** Given problem **
Gather all lines with "espera" from the records.

** Data for the task **
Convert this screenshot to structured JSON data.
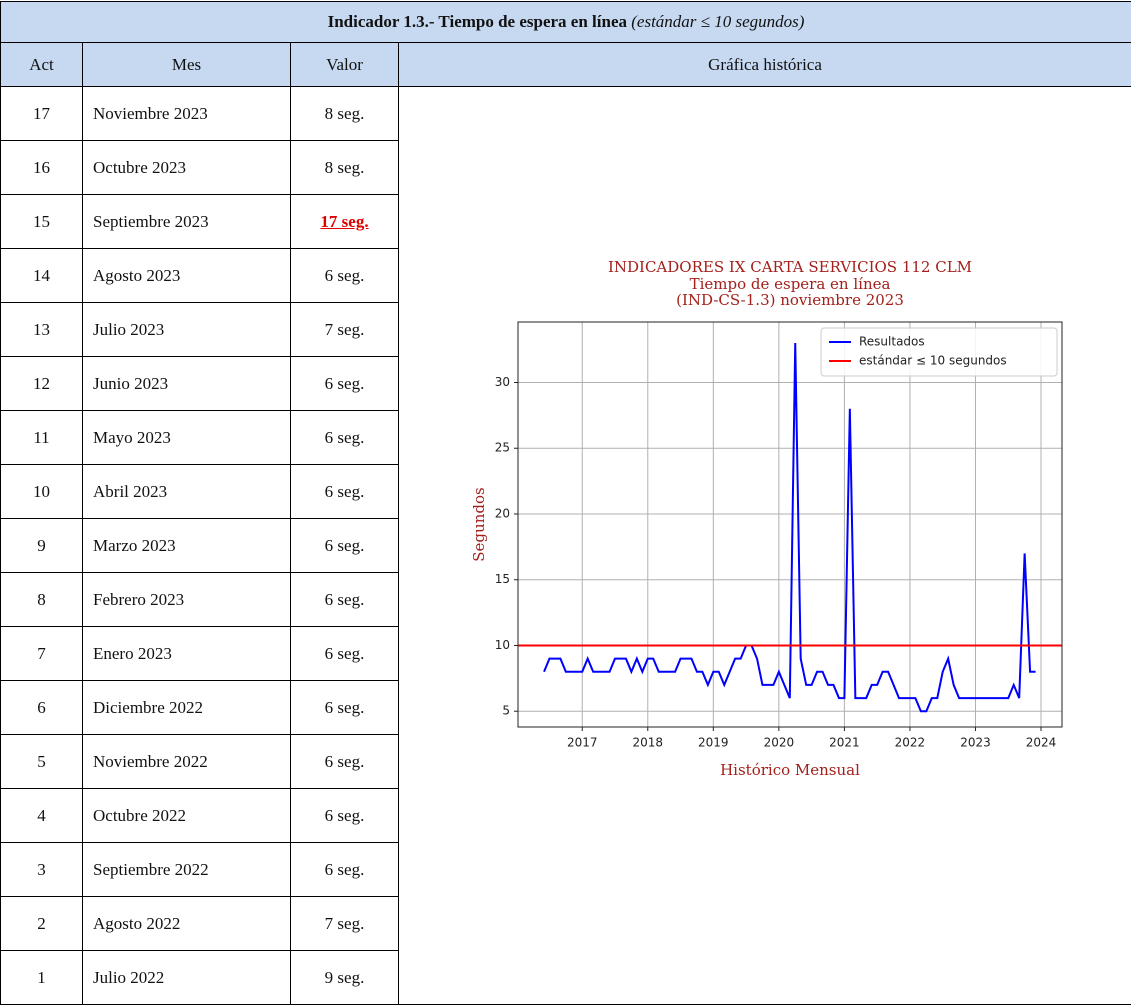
{
  "table": {
    "title": "Indicador 1.3.- Tiempo de espera en línea",
    "title_note": "(estándar ≤ 10 segundos)",
    "headers": [
      "Act",
      "Mes",
      "Valor",
      "Gráfica histórica"
    ],
    "rows": [
      [
        17,
        "Noviembre 2023",
        "8 seg."
      ],
      [
        16,
        "Octubre 2023",
        "8 seg."
      ],
      [
        15,
        "Septiembre 2023",
        "17 seg."
      ],
      [
        14,
        "Agosto 2023",
        "6 seg."
      ],
      [
        13,
        "Julio 2023",
        "7 seg."
      ],
      [
        12,
        "Junio 2023",
        "6 seg."
      ],
      [
        11,
        "Mayo 2023",
        "6 seg."
      ],
      [
        10,
        "Abril 2023",
        "6 seg."
      ],
      [
        9,
        "Marzo 2023",
        "6 seg."
      ],
      [
        8,
        "Febrero 2023",
        "6 seg."
      ],
      [
        7,
        "Enero 2023",
        "6 seg."
      ],
      [
        6,
        "Diciembre 2022",
        "6 seg."
      ],
      [
        5,
        "Noviembre 2022",
        "6 seg."
      ],
      [
        4,
        "Octubre 2022",
        "6 seg."
      ],
      [
        3,
        "Septiembre 2022",
        "6 seg."
      ],
      [
        2,
        "Agosto 2022",
        "7 seg."
      ],
      [
        1,
        "Julio 2022",
        "9 seg."
      ]
    ],
    "highlight_rows": [
      2
    ]
  },
  "chart_data": {
    "type": "line",
    "title": "INDICADORES IX CARTA SERVICIOS 112 CLM",
    "subtitle": [
      "Tiempo de espera en línea",
      "(IND-CS-1.3) noviembre 2023"
    ],
    "xlabel": "Histórico Mensual",
    "ylabel": "Segundos",
    "x": [
      2016.417,
      2016.5,
      2016.583,
      2016.667,
      2016.75,
      2016.833,
      2016.917,
      2017,
      2017.083,
      2017.167,
      2017.25,
      2017.333,
      2017.417,
      2017.5,
      2017.583,
      2017.667,
      2017.75,
      2017.833,
      2017.917,
      2018,
      2018.083,
      2018.167,
      2018.25,
      2018.333,
      2018.417,
      2018.5,
      2018.583,
      2018.667,
      2018.75,
      2018.833,
      2018.917,
      2019,
      2019.083,
      2019.167,
      2019.25,
      2019.333,
      2019.417,
      2019.5,
      2019.583,
      2019.667,
      2019.75,
      2019.833,
      2019.917,
      2020,
      2020.083,
      2020.167,
      2020.25,
      2020.333,
      2020.417,
      2020.5,
      2020.583,
      2020.667,
      2020.75,
      2020.833,
      2020.917,
      2021,
      2021.083,
      2021.167,
      2021.25,
      2021.333,
      2021.417,
      2021.5,
      2021.583,
      2021.667,
      2021.75,
      2021.833,
      2021.917,
      2022,
      2022.083,
      2022.167,
      2022.25,
      2022.333,
      2022.417,
      2022.5,
      2022.583,
      2022.667,
      2022.75,
      2022.833,
      2022.917,
      2023,
      2023.083,
      2023.167,
      2023.25,
      2023.333,
      2023.417,
      2023.5,
      2023.583,
      2023.667,
      2023.75,
      2023.833,
      2023.917
    ],
    "series": [
      {
        "name": "Resultados",
        "color": "#0000ff",
        "values": [
          8,
          9,
          9,
          9,
          8,
          8,
          8,
          8,
          9,
          8,
          8,
          8,
          8,
          9,
          9,
          9,
          8,
          9,
          8,
          9,
          9,
          8,
          8,
          8,
          8,
          9,
          9,
          9,
          8,
          8,
          7,
          8,
          8,
          7,
          8,
          9,
          9,
          10,
          10,
          9,
          7,
          7,
          7,
          8,
          7,
          6,
          33,
          9,
          7,
          7,
          8,
          8,
          7,
          7,
          6,
          6,
          28,
          6,
          6,
          6,
          7,
          7,
          8,
          8,
          7,
          6,
          6,
          6,
          6,
          5,
          5,
          6,
          6,
          8,
          9,
          7,
          6,
          6,
          6,
          6,
          6,
          6,
          6,
          6,
          6,
          6,
          7,
          6,
          17,
          8,
          8
        ]
      }
    ],
    "hline": {
      "name": "estándar ≤ 10 segundos",
      "value": 10,
      "color": "#ff0000"
    },
    "xlim": [
      2016.02,
      2024.32
    ],
    "xticks": [
      2017,
      2018,
      2019,
      2020,
      2021,
      2022,
      2023,
      2024
    ],
    "ylim": [
      3.8,
      34.6
    ],
    "yticks": [
      5,
      10,
      15,
      20,
      25,
      30
    ],
    "grid": true,
    "legend": "upper right"
  }
}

** In response **
    "title": "Indicador 1.3.- Tiempo de espera en línea",
      "Tiempo de espera en línea",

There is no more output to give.